==== Records supplied ====

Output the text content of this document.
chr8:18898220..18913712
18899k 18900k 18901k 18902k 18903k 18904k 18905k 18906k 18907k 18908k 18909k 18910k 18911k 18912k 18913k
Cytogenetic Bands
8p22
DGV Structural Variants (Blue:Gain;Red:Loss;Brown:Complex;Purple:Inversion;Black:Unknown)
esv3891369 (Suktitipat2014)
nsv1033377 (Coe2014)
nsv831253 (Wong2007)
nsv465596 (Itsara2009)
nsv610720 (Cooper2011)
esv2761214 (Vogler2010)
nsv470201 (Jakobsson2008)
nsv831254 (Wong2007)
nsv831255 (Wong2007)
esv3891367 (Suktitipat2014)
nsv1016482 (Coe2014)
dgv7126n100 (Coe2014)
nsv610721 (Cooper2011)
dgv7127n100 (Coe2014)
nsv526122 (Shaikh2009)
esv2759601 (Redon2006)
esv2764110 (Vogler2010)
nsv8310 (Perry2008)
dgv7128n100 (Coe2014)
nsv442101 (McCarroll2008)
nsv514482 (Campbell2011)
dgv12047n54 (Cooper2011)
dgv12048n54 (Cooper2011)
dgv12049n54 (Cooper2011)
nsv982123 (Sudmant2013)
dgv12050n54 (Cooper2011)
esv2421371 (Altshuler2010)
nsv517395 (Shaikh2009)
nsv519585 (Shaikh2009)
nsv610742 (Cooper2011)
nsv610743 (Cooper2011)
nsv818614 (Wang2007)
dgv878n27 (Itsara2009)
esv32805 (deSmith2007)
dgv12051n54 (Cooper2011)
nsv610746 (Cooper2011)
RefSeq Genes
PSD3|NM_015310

====
==== Records supplied ====

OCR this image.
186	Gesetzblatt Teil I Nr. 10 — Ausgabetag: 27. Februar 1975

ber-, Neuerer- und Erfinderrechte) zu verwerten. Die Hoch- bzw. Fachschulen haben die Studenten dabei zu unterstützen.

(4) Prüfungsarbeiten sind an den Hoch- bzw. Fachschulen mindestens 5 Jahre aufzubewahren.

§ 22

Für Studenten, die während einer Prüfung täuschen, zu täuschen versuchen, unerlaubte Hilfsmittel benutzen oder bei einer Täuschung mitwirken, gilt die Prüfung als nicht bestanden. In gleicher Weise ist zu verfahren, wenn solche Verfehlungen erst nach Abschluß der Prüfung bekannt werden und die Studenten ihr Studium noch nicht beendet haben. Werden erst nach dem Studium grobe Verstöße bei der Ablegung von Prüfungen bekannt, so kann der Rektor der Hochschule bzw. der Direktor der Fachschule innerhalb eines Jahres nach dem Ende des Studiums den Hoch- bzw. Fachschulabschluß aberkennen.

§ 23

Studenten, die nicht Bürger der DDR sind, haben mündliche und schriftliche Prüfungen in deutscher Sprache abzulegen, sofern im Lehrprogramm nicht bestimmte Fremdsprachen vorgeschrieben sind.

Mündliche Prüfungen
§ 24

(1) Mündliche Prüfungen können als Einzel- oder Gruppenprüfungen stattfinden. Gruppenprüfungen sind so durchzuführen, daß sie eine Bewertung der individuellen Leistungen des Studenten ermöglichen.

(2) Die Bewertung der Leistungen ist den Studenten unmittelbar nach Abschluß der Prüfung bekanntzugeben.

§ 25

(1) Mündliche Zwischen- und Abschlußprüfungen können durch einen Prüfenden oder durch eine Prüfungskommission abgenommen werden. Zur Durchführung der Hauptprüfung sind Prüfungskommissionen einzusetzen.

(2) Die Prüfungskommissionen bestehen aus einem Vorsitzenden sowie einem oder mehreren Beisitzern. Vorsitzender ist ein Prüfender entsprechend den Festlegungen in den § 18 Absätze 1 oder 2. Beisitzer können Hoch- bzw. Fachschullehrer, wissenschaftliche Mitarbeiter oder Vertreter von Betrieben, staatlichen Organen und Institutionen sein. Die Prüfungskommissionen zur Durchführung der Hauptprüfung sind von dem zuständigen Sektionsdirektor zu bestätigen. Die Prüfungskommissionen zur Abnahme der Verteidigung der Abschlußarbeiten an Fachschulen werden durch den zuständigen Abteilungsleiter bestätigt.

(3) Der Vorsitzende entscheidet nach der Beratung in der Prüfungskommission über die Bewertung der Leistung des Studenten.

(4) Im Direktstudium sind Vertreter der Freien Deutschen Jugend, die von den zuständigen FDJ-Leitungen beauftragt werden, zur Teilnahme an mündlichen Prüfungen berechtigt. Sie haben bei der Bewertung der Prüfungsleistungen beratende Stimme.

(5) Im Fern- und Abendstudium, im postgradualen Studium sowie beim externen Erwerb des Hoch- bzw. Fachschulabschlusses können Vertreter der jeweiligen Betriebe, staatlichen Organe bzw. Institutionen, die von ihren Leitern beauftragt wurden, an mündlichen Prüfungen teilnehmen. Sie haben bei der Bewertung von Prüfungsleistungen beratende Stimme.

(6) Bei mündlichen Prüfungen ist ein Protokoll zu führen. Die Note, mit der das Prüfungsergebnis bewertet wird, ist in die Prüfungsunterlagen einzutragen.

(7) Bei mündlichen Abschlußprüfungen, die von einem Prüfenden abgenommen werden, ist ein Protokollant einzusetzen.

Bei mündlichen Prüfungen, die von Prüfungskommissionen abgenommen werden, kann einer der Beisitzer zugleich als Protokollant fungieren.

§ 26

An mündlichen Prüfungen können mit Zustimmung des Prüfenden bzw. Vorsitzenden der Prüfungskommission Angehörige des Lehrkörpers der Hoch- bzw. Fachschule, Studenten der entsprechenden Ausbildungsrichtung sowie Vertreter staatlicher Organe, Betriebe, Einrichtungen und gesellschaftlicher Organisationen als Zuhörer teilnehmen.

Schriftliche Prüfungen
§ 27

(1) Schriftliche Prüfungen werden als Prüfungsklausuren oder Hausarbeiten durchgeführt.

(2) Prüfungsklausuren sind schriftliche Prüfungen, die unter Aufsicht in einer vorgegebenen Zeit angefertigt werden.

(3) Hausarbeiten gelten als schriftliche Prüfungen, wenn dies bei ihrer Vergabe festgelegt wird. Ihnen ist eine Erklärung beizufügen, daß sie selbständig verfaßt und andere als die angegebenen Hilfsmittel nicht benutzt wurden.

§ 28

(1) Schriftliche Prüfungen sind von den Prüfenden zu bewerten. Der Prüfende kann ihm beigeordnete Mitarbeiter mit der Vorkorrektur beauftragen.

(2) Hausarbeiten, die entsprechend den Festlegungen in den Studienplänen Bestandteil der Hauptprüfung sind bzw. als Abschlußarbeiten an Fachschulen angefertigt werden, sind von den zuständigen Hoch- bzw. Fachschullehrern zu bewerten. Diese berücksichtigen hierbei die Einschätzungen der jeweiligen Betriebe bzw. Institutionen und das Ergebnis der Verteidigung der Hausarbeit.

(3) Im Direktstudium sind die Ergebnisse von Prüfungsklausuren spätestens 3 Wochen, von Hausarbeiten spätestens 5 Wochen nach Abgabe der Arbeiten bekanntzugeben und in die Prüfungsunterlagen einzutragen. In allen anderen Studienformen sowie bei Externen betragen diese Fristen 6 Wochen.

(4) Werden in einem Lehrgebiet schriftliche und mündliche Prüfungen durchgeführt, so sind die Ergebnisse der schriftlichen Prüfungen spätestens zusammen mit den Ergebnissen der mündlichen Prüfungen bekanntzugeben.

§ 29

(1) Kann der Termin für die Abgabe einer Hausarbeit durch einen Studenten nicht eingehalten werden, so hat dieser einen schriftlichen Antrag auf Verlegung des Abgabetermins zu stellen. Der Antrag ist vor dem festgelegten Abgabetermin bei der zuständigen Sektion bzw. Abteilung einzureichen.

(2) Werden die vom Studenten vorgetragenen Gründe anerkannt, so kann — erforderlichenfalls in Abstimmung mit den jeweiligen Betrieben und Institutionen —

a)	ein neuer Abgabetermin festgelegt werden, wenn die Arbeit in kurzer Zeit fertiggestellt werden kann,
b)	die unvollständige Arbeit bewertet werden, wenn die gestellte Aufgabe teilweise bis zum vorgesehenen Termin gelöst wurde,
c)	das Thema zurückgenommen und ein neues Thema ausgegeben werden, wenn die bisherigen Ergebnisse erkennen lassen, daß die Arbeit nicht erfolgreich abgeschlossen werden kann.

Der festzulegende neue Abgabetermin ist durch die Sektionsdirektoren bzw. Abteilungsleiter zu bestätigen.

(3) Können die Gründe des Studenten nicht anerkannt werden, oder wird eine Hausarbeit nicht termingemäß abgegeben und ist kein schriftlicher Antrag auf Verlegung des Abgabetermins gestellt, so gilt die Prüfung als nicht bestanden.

====

● About this task: Your task is to show every line of the listing above containing "Hilfsmittel".

● Worked solution:
Für Studenten, die während einer Prüfung täuschen, zu täuschen versuchen, unerlaubte Hilfsmittel benutzen oder bei einer Täuschung mitwirken, gilt die Prüfung als nicht bestanden. In gleicher Weise ist zu verfahren, wenn solche Verfehlungen erst nach Abschluß der Prüfung bekannt werden und die Studenten ihr Studium noch nicht beendet haben. Werden erst nach dem Studium grobe Verstöße bei der Ablegung von Prüfungen bekannt, so kann der Rektor der Hochschule bzw. der Direktor der Fachschule innerhalb eines Jahres nach dem Ende des Studiums den Hoch- bzw. Fachschulabschluß aberkennen.
(3) Hausarbeiten gelten als schriftliche Prüfungen, wenn dies bei ihrer Vergabe festgelegt wird. Ihnen ist eine Erklärung beizufügen, daß sie selbständig verfaßt und andere als die angegebenen Hilfsmittel nicht benutzt wurden.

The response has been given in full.